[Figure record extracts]

======

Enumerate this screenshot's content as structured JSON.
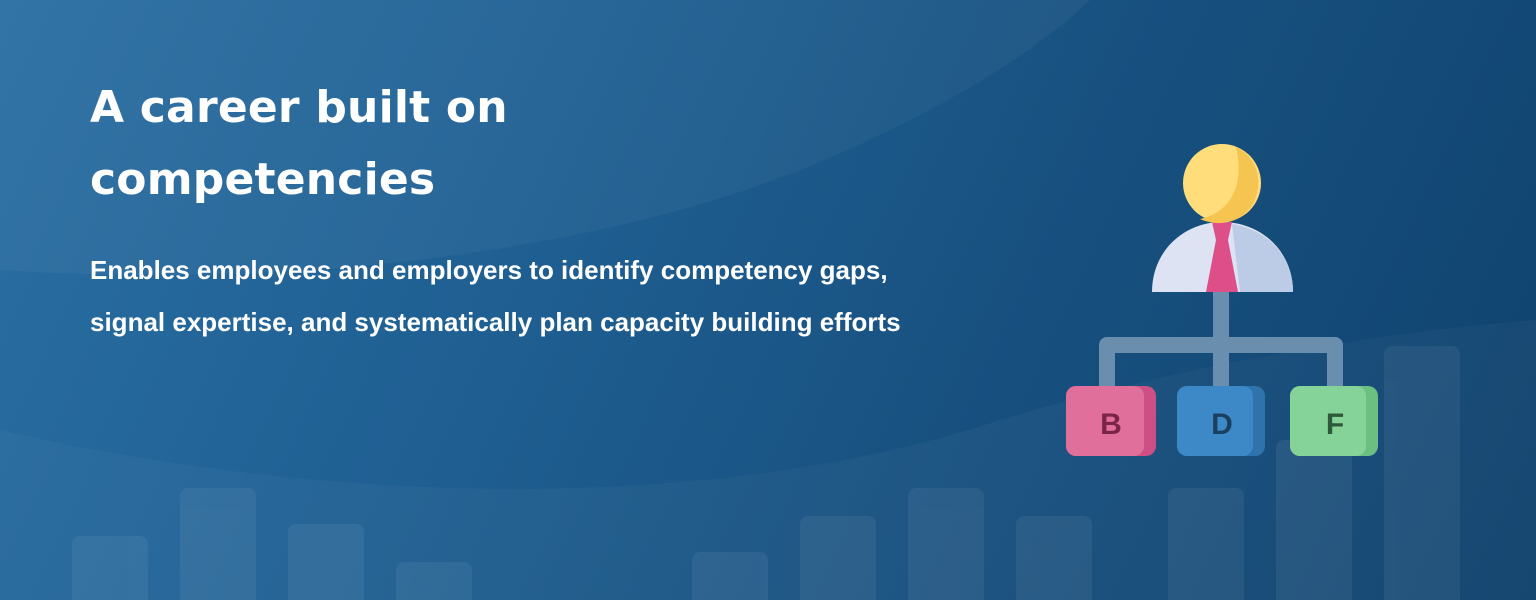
{
  "hero": {
    "title_line1": "A career built on",
    "title_line2": "competencies",
    "subtitle_line1": "Enables employees and employers to identify competency gaps,",
    "subtitle_line2": "signal expertise, and systematically plan capacity building efforts"
  },
  "illustration": {
    "icon": "org-chart-icon",
    "nodes": [
      {
        "letter": "B",
        "color": "#e06f9c",
        "text_color": "#7a2446"
      },
      {
        "letter": "D",
        "color": "#3d88c6",
        "text_color": "#1c3f5f"
      },
      {
        "letter": "F",
        "color": "#86d39a",
        "text_color": "#2f5a3a"
      }
    ]
  },
  "colors": {
    "background_dark": "#0f426d",
    "background_light": "#2a6fa3",
    "text": "#ffffff"
  }
}
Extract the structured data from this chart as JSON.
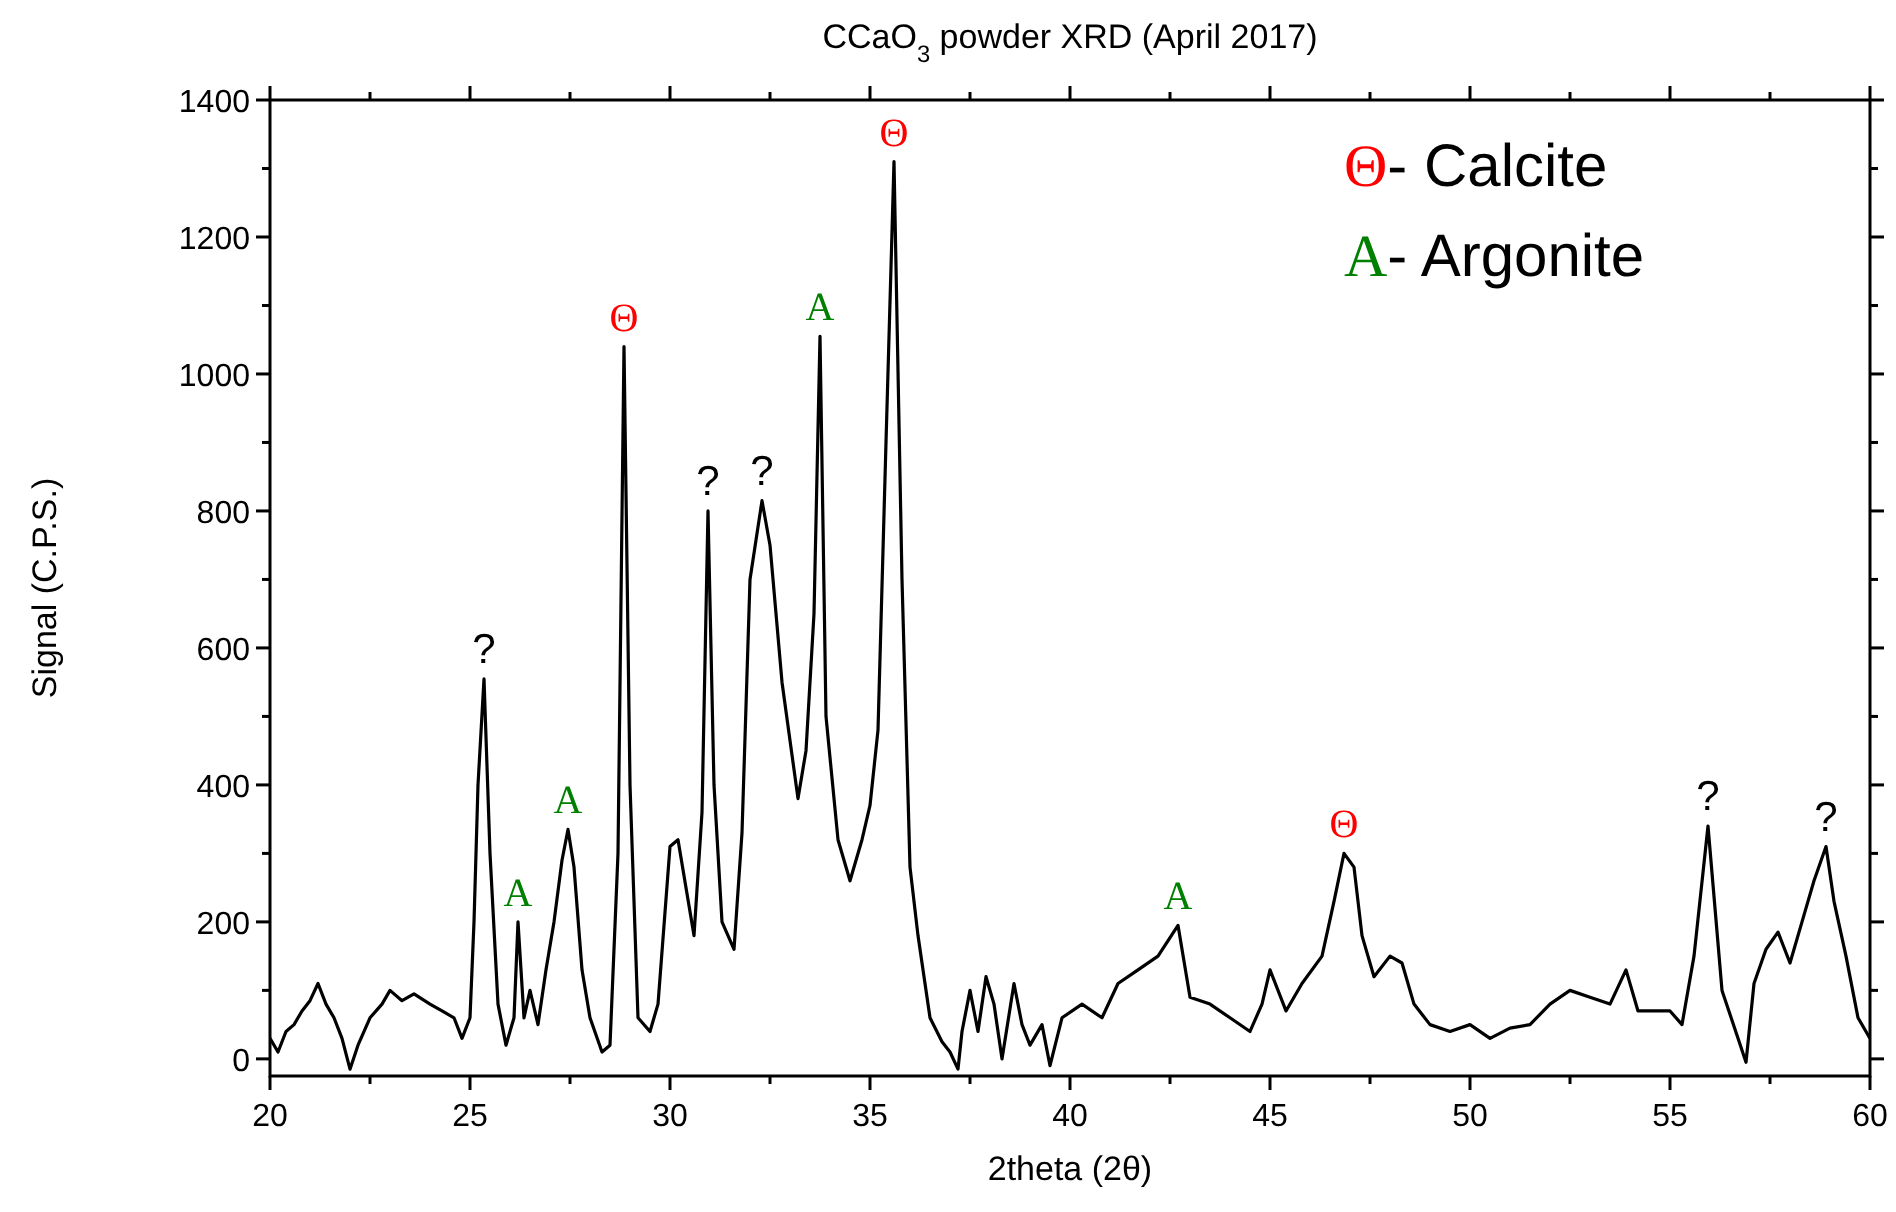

======

▶ [Task statement]: Copy the data exactly. Any picture it contains is to be omitted.

▶ [Written answer]:
Enumerate this screenshot's content as structured JSON.
{
  "hero": {
    "title_line1": "A career built on",
    "title_line2": "competencies",
    "subtitle_line1": "Enables employees and employers to identify competency gaps,",
    "subtitle_line2": "signal expertise, and systematically plan capacity building efforts"
  },
  "illustration": {
    "icon": "org-chart-icon",
    "nodes": [
      {
        "letter": "B",
        "color": "#e06f9c",
        "text_color": "#7a2446"
      },
      {
        "letter": "D",
        "color": "#3d88c6",
        "text_color": "#1c3f5f"
      },
      {
        "letter": "F",
        "color": "#86d39a",
        "text_color": "#2f5a3a"
      }
    ]
  },
  "colors": {
    "background_dark": "#0f426d",
    "background_light": "#2a6fa3",
    "text": "#ffffff"
  }
}
Extract the structured data from this chart as JSON.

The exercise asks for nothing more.